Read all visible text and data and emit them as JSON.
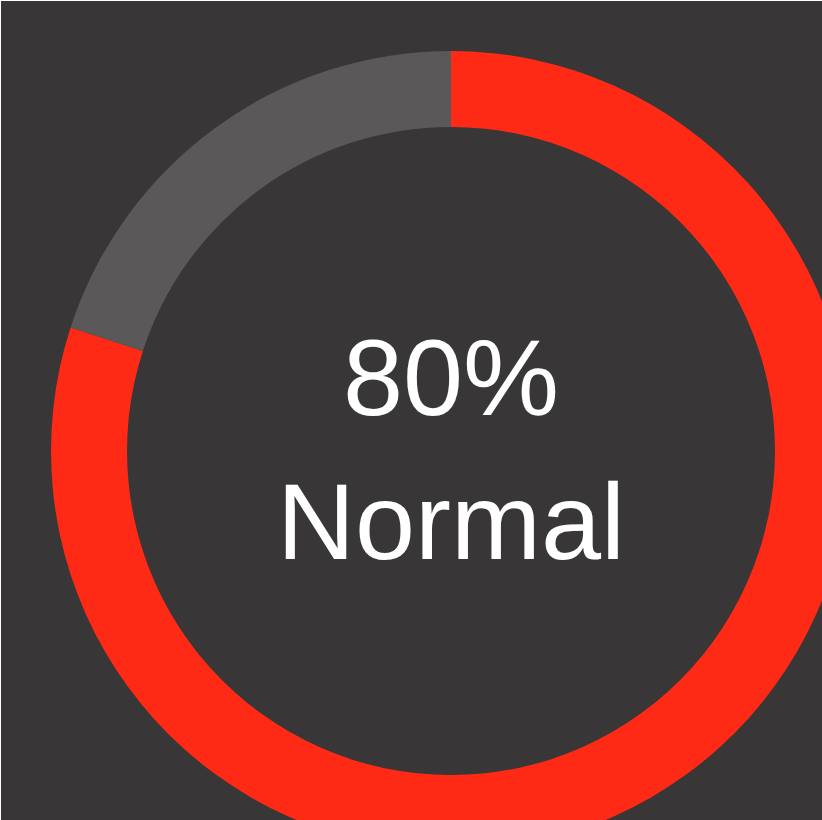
{
  "chart_data": {
    "type": "donut",
    "categories": [
      null,
      null
    ],
    "values": [
      80,
      20
    ],
    "colors": [
      "#ff2a16",
      "#5a5858"
    ],
    "annotations": [
      "80%",
      "Normal"
    ]
  }
}
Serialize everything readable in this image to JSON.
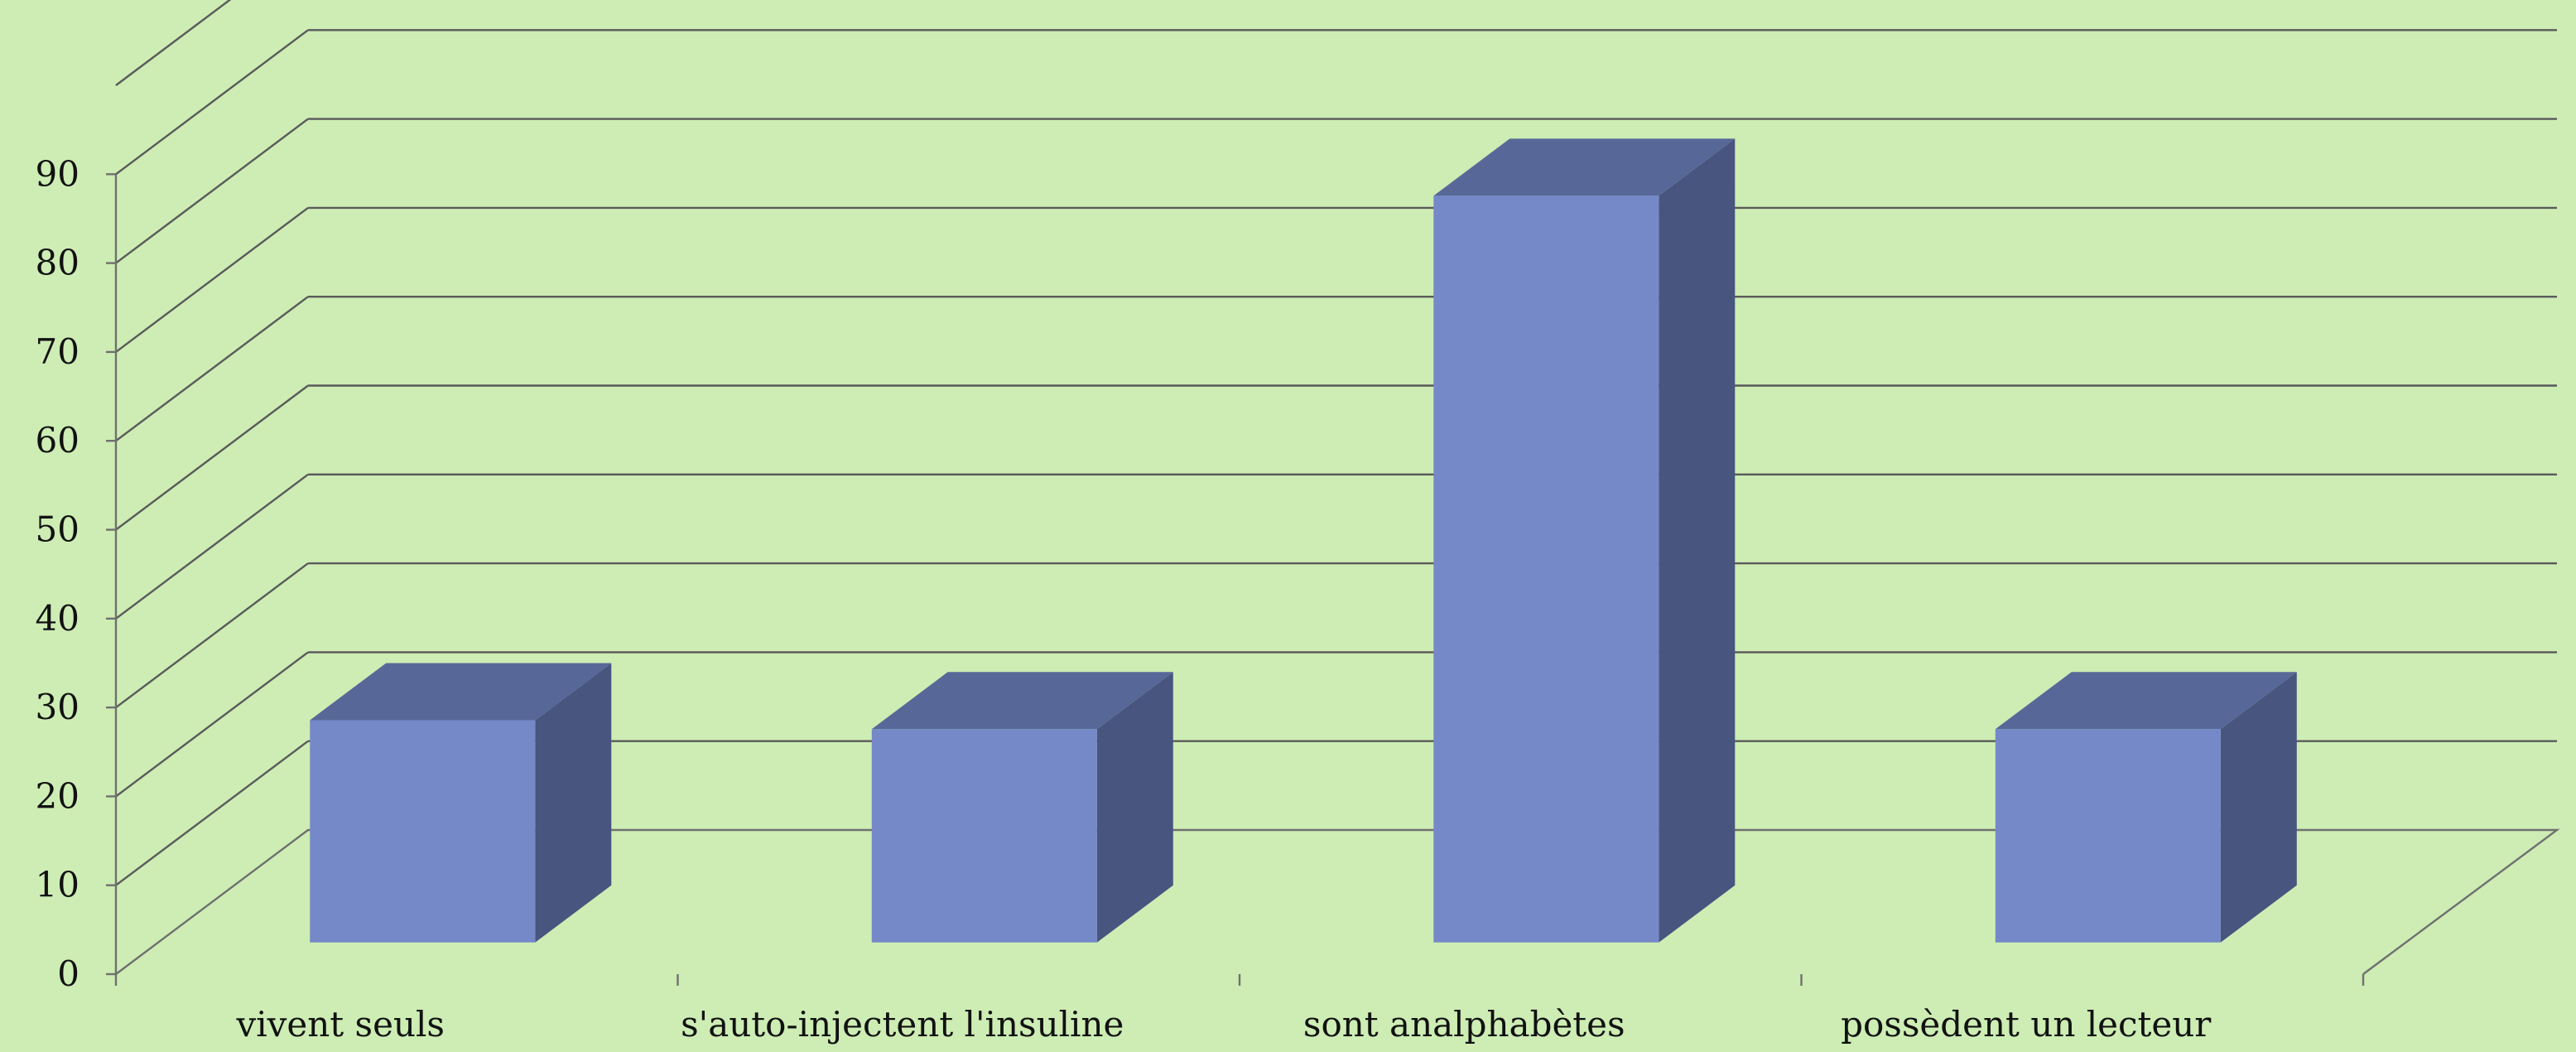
{
  "chart_data": {
    "type": "bar",
    "title": "",
    "xlabel": "",
    "ylabel": "",
    "categories": [
      "vivent seuls",
      "s'auto-injectent l'insuline",
      "sont analphabètes",
      "possèdent un lecteur"
    ],
    "values": [
      25,
      24,
      84,
      24
    ],
    "ylim": [
      0,
      100
    ],
    "yticks": [
      0,
      10,
      20,
      30,
      40,
      50,
      60,
      70,
      80,
      90
    ],
    "grid": true,
    "legend": "none",
    "style": "3d-column",
    "colors": {
      "background": "#cdedb4",
      "bar_front": "#7589c9",
      "bar_top": "#576898",
      "bar_side": "#48557f"
    }
  }
}
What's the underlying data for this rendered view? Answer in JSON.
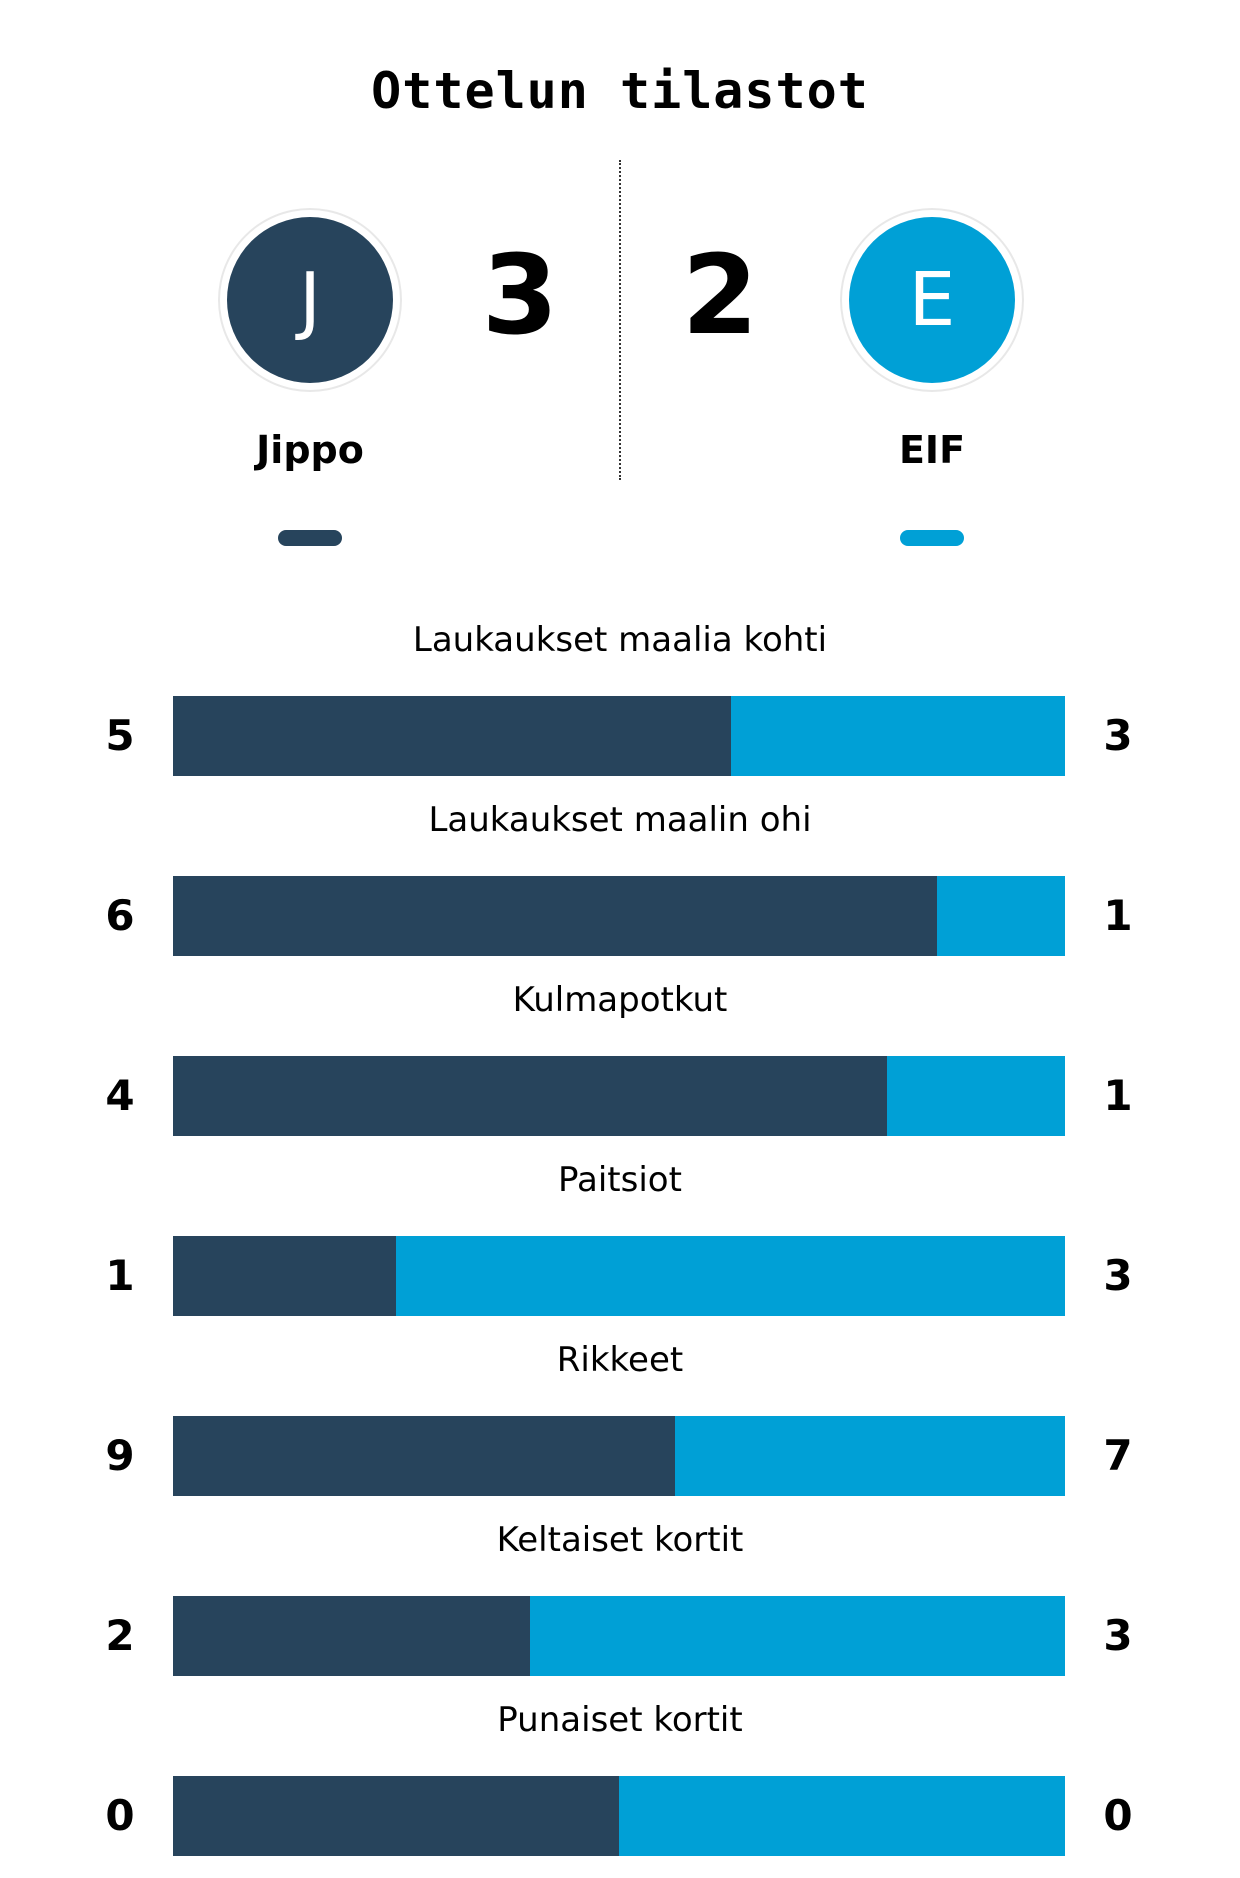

> **Work instructions**:
Copy each line exactly, and leave the pictures out of your copy.

> **Correct result**:
Read all visible text and data and emit them as JSON.
{
  "chart_data": {
    "type": "donut",
    "categories": [
      null,
      null
    ],
    "values": [
      80,
      20
    ],
    "colors": [
      "#ff2a16",
      "#5a5858"
    ],
    "annotations": [
      "80%",
      "Normal"
    ]
  }
}
Serialize everything readable in this image to JSON.
{
  "chart_data": {
    "type": "bar",
    "title": "",
    "xlabel": "",
    "ylabel": "",
    "categories": [
      "vivent seuls",
      "s'auto-injectent l'insuline",
      "sont analphabètes",
      "possèdent un lecteur"
    ],
    "values": [
      25,
      24,
      84,
      24
    ],
    "ylim": [
      0,
      100
    ],
    "yticks": [
      0,
      10,
      20,
      30,
      40,
      50,
      60,
      70,
      80,
      90
    ],
    "grid": true,
    "legend": "none",
    "style": "3d-column",
    "colors": {
      "background": "#cdedb4",
      "bar_front": "#7589c9",
      "bar_top": "#576898",
      "bar_side": "#48557f"
    }
  }
}
What's the underlying data for this rendered view? Answer in JSON.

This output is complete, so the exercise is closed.